[begin Page extract]

This article from The State newspaper came to my attention this morning. It concerns a proposed law that would, its opponents say, make it easier for developers to build on wetlands and other protected areas.
I haven’t researched the law, so I’m not writing on the particulars of it. Like many conservatives, I’m generally in favor of less bureaucracy rather than more. Like many conservative conservationists, I don’t automatically fall in with every single “green” idea heaped on the environmentalist buffet. I think it is important, however, that we not abandon common sense no matter which way we tend to lean on a given question.
Common sense on wetlands and floodplain development is this: You are not an amphibian.
Please do not build your road, business, or dream home smack in the middle of next year’s big flood.
South Carolina’s been hit two years running with disasterous flooding, and that’s a new experience for us. You know what else is a new experience for us? All these people who live here now. Development is crazy. Our metro areas are bursting with new neighborhoods. There are billboards on the interstate begging people to apply for essential jobs in the types of infrastructure industries that keep civilization rolling.

[end Page extract]
[begin Dataset rows]

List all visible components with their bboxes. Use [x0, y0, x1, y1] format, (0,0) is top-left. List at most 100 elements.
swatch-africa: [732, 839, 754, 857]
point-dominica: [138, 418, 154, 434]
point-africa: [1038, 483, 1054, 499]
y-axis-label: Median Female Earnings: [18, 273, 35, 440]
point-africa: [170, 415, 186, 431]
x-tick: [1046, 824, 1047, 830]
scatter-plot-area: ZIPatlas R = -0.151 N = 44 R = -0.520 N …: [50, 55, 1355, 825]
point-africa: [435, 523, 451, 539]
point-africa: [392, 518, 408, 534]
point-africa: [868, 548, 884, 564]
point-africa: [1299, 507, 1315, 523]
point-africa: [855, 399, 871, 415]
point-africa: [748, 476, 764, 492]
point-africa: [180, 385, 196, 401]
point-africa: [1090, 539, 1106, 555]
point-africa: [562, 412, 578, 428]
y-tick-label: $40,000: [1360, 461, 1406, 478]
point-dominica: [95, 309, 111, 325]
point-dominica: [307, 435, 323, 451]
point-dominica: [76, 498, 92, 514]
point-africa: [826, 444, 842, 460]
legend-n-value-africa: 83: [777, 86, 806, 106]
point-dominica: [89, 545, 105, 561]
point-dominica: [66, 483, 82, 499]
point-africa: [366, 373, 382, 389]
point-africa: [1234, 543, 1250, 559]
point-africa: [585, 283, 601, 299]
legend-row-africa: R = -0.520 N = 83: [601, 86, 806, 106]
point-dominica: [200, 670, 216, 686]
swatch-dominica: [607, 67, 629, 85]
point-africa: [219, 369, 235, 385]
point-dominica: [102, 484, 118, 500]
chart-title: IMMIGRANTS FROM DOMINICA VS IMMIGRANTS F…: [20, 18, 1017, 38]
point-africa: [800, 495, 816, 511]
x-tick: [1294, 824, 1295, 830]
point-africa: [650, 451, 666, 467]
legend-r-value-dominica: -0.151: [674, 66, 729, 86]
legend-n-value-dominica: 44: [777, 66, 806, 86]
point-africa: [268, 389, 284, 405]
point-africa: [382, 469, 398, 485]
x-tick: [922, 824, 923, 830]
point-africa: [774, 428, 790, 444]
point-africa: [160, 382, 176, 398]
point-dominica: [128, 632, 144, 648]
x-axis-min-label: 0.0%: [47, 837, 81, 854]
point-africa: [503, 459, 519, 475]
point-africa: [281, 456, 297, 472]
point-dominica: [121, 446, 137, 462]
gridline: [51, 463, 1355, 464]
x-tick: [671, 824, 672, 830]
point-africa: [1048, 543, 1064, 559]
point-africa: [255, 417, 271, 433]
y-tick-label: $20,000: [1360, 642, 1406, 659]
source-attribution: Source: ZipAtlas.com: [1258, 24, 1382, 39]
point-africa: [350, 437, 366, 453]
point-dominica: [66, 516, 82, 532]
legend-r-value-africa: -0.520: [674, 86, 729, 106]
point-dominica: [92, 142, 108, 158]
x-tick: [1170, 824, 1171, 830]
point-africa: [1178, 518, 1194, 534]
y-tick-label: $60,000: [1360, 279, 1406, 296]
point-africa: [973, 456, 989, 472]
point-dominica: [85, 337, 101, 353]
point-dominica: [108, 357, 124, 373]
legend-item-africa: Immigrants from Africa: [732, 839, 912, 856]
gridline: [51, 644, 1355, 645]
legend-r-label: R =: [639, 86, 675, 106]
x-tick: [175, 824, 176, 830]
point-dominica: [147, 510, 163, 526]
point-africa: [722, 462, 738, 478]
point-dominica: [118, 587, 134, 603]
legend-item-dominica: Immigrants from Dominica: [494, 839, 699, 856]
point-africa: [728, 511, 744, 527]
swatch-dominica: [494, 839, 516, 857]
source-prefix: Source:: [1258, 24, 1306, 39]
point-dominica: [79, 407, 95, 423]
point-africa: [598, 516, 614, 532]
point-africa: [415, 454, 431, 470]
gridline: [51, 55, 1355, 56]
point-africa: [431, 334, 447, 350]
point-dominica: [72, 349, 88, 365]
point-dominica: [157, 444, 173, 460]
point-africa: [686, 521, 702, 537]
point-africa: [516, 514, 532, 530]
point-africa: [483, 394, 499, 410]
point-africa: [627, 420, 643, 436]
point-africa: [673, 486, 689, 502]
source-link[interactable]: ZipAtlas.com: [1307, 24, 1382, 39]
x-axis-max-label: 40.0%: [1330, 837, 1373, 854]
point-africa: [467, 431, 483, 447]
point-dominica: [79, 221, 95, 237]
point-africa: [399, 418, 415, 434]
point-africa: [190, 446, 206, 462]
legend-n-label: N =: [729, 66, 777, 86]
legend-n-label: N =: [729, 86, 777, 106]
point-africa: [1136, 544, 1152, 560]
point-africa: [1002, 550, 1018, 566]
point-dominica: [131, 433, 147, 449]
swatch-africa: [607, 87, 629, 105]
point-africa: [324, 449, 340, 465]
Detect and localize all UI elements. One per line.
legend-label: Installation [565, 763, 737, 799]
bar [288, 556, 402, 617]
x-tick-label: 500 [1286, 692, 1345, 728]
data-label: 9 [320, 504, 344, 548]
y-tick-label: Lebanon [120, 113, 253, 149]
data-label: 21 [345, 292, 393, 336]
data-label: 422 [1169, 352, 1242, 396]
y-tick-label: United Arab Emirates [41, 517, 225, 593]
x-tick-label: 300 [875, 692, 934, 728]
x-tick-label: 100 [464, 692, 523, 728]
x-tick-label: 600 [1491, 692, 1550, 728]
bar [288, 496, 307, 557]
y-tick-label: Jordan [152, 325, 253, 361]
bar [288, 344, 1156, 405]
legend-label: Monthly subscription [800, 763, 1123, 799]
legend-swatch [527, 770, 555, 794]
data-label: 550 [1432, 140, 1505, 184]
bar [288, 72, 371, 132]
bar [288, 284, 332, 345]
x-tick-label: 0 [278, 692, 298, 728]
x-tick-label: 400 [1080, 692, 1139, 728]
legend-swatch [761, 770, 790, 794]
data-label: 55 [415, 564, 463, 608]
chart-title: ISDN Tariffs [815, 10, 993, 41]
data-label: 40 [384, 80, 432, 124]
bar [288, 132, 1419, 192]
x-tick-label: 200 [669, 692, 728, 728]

[end Dataset rows]

* [What needs to be done] Pick up the post on building in wetlands and floodplains right after its last sentence and keep writing. None of the lines are needed for this.

* [The response]
The two situations are certainly linked. Development in the flood plain leads to flooded developments. Development outside the flood plain increases the likelihood of flooding in the drainage areas, because concrete just doesn’t hold water the way a stand of pine trees and scrub oak will.
Aerial photo of South Carolina flood damage while a U.S. Army CH-47 Chinook helicopter from the South Carolina Army National Guard’s 2-238th General Support Aviation Battalion Detachment 1, conducts a sandbagging mission to Columbia, S.C., Oct. 7, 2015.(U.S. Air National Guard photo by Airman Megan Floyd/Released) Via Wikimedia [Public Domain].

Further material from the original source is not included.